By Al Bates

Anyone who has studied Arizona Territorial history will recognize the names of Jack Swilling and Joseph R. Walker and will remember something of their contributions to those early days. But what most people do not know is the early connection between them.

Jack Swilling's best-known contribution to Territorial Arizona was his formation of a company that brought irrigation to the Salt River Valley of Arizona in 1867 and led to the founding of modern metropolitan Phoenix. Walker, on the other hand, is remembered for leading an exploratory party of gold seekers that opened the Central Arizona highlands and the Prescott Tri-City area to Euro-American civilization in 1863. 

What is not generally known is why it was that the Walker party came to arrive at a destination near the headwaters of an uncharted river known only to some Indian tribes and by one member of the party: John W. (Jack) Swilling. 

The Walker party was a combination of two groups that left California at different times and from different starting points in search of gold and adventure. There were seven men in the Miller party (John Miller and his sons, Sam and Jake, and four others) and nine in the Walker party (including two Walker nephews, John and Joseph R. Walker Jr.) when they joined together at Grapevine Springs, California in May of 1861.

* **Dataset rows**
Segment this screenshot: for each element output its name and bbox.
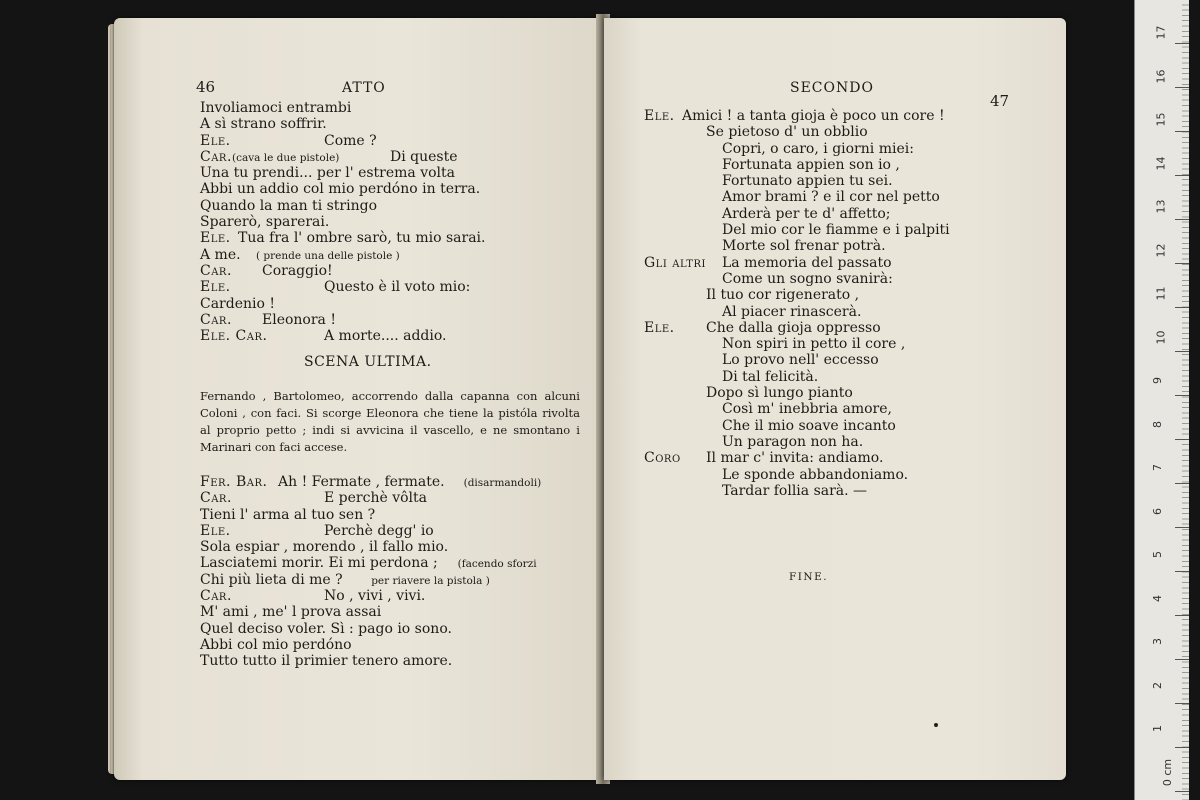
speaker-name: Ele. — [644, 108, 675, 124]
ruler-label: 1 — [1151, 725, 1164, 732]
verse-text: Lo provo nell' eccesso — [722, 352, 879, 369]
ruler-label: 9 — [1151, 377, 1164, 384]
verse-text: La memoria del passato — [722, 254, 892, 271]
verse-text: Questo è il voto mio: — [324, 279, 471, 296]
speaker-name: Ele. Car. — [200, 328, 268, 345]
verse-text: Se pietoso d' un obblio — [706, 124, 868, 141]
speaker-name: Ele. — [200, 230, 231, 247]
verse-text: Chi più lieta di me ? — [200, 571, 343, 588]
verse-text: Fortunata appien son io , — [722, 156, 900, 173]
page-number-right: 47 — [990, 92, 1010, 110]
verse-text: Il mar c' invita: andiamo. — [706, 450, 884, 467]
verse-text: Tieni l' arma al tuo sen ? — [200, 506, 376, 523]
verse-text: Lasciatemi morir. Ei mi perdona ; — [200, 555, 438, 572]
ruler-label: 16 — [1154, 69, 1168, 83]
speaker-name: Gli altri — [644, 254, 706, 271]
verse-text: Dopo sì lungo pianto — [706, 385, 853, 402]
speaker-name: Ele. — [200, 132, 231, 149]
ruler-label: 17 — [1154, 25, 1168, 40]
verse-text: Quel deciso voler. Sì : pago io sono. — [200, 620, 452, 637]
verse-text: Coraggio! — [262, 262, 333, 279]
verse-text: Del mio cor le fiamme e i palpiti — [722, 222, 950, 239]
verse-text: Sola espiar , morendo , il fallo mio. — [200, 539, 449, 556]
verse-text: Abbi un addio col mio perdóno in terra. — [200, 181, 481, 198]
ruler-label: 15 — [1154, 112, 1168, 127]
verse-text: A sì strano soffrir. — [200, 116, 327, 133]
verse-text: Tua fra l' ombre sarò, tu mio sarai. — [238, 230, 486, 247]
ink-spot — [934, 723, 938, 727]
verse-text: Tutto tutto il primier tenero amore. — [200, 653, 453, 670]
left-page — [114, 18, 600, 780]
verse-text: Come un sogno svanirà: — [722, 270, 893, 287]
verse-text: Sparerò, sparerai. — [200, 214, 330, 231]
stage-note: (cava le due pistole) — [232, 151, 340, 164]
right-page — [604, 18, 1066, 780]
verse-text: Tardar follia sarà. — — [722, 482, 868, 499]
verse-text: Di queste — [390, 148, 458, 165]
verse-text: Quando la man ti stringo — [200, 197, 378, 214]
open-book — [110, 14, 1070, 784]
fine-label: FINE. — [789, 571, 829, 583]
ruler-label: 2 — [1151, 681, 1164, 689]
ruler-label: 5 — [1151, 551, 1164, 558]
verse-text: Il tuo cor rigenerato , — [706, 287, 860, 304]
verse-text: Amici ! a tanta gioja è poco un core ! — [682, 108, 945, 124]
ruler-label: 8 — [1151, 420, 1164, 428]
speaker-name: Car. — [200, 588, 232, 605]
verse-text: Al piacer rinascerà. — [722, 303, 862, 320]
verse-text: Una tu prendi... per l' estrema volta — [200, 165, 456, 182]
stage-direction: Fernando , Bartolomeo, accorrendo dalla capanna con alcuni Coloni , con faci. Si scorge Eleonora che tiene la pistóla rivolta al proprio petto ; indi si avvicina il vascello, e ne smontano i Marinari con faci accese. — [200, 389, 580, 454]
verse-text: A morte.... addio. — [324, 328, 447, 345]
verse-text: Abbi col mio perdóno — [200, 636, 352, 653]
verse-text: Che dalla gioja oppresso — [706, 319, 881, 336]
running-head-left: ATTO — [342, 80, 386, 96]
speaker-name: Car. — [200, 490, 232, 507]
ruler-label: 14 — [1154, 156, 1168, 170]
speaker-name: Ele. — [200, 522, 231, 539]
verse-text: Involiamoci entrambi — [200, 100, 352, 116]
verse-text: Che il mio soave incanto — [722, 417, 896, 434]
stage-note: (facendo sforzi — [457, 558, 537, 571]
verse-text: Cardenio ! — [200, 295, 275, 312]
speaker-name: Car. — [200, 262, 232, 279]
verse-text: Morte sol frenar potrà. — [722, 238, 886, 255]
verse-text: Copri, o caro, i giorni miei: — [722, 140, 914, 157]
ruler-label: 11 — [1154, 286, 1168, 301]
verse-text: Eleonora ! — [262, 311, 336, 328]
scene-heading: SCENA ULTIMA. — [304, 354, 432, 370]
verse-text: Arderà per te d' affetto; — [722, 205, 891, 222]
verse-text: M' ami , me' l prova assai — [200, 604, 382, 621]
speaker-name: Coro — [644, 450, 681, 467]
verse-text: Le sponde abbandoniamo. — [722, 466, 909, 483]
speaker-name: Ele. — [200, 279, 231, 296]
stage-note: (disarmandoli) — [463, 477, 542, 489]
verse-text: Perchè degg' io — [324, 522, 434, 539]
speaker-name: Car. — [200, 311, 232, 328]
speaker-name: Fer. Bar. — [200, 474, 268, 490]
page-number-left: 46 — [196, 78, 216, 96]
verse-text: Non spiri in petto il core , — [722, 336, 906, 353]
ruler-label: 12 — [1154, 243, 1168, 257]
ruler-label: 6 — [1151, 507, 1164, 515]
running-head-right: SECONDO — [790, 80, 874, 96]
ruler-label: 10 — [1154, 330, 1168, 344]
verse-text: Fortunato appien tu sei. — [722, 173, 893, 190]
ruler-label: 7 — [1151, 464, 1164, 471]
speaker-name: Ele. — [644, 319, 675, 336]
verse-text: Amor brami ? e il cor nel petto — [722, 189, 940, 206]
verse-text: Di tal felicità. — [722, 368, 819, 385]
speaker-name: Car. — [200, 148, 232, 165]
verse-text: Così m' inebbria amore, — [722, 401, 892, 418]
verse-text: No , vivi , vivi. — [324, 588, 426, 605]
verse-text: Ah ! Fermate , fermate. — [278, 474, 445, 490]
stage-note: per riavere la pistola ) — [371, 574, 490, 587]
verse-text: E perchè vôlta — [324, 490, 427, 507]
verse-text: Come ? — [324, 132, 377, 149]
stage-note: ( prende una delle pistole ) — [256, 249, 400, 262]
ruler-label: 3 — [1151, 638, 1164, 645]
verse-text: A me. — [200, 246, 241, 263]
ruler-label: 4 — [1151, 594, 1164, 602]
ruler-label: 0 cm — [1161, 758, 1175, 786]
ruler-label: 13 — [1154, 199, 1168, 214]
verse-text: Un paragon non ha. — [722, 433, 864, 450]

* **Directions**
Continue the account of Jack Swilling and the Walker party, starting right after its last sentence.

* **Expected output**
Their route took them across northern Arizona and into Colorado. Some 18 unsuccessful months later they turned south and west with the intent of exploring Arizona's Verde River. 

There was suspicion that some of the party might be looking for ways to aid the Confederate cause, thus they were required by General Carleton to sign a loyalty oath to the Union on their arrival at Santa Fe in late November 1862. 

Members came and went: 27 men were in the group that signed the loyalty oath; just 18 of them were among the 25 listed as "Original Prospectors" when they ended their journey less than a year later. 

Daniel Ellis Conner, who years later provided a detailed account of the expedition in the book, "Joseph Reddeford [sic] Walker and the Arizona Adventure", joined the party as they traveled from Colorado into New Mexico in the fall of 1862. Jack Swilling joined up several months later.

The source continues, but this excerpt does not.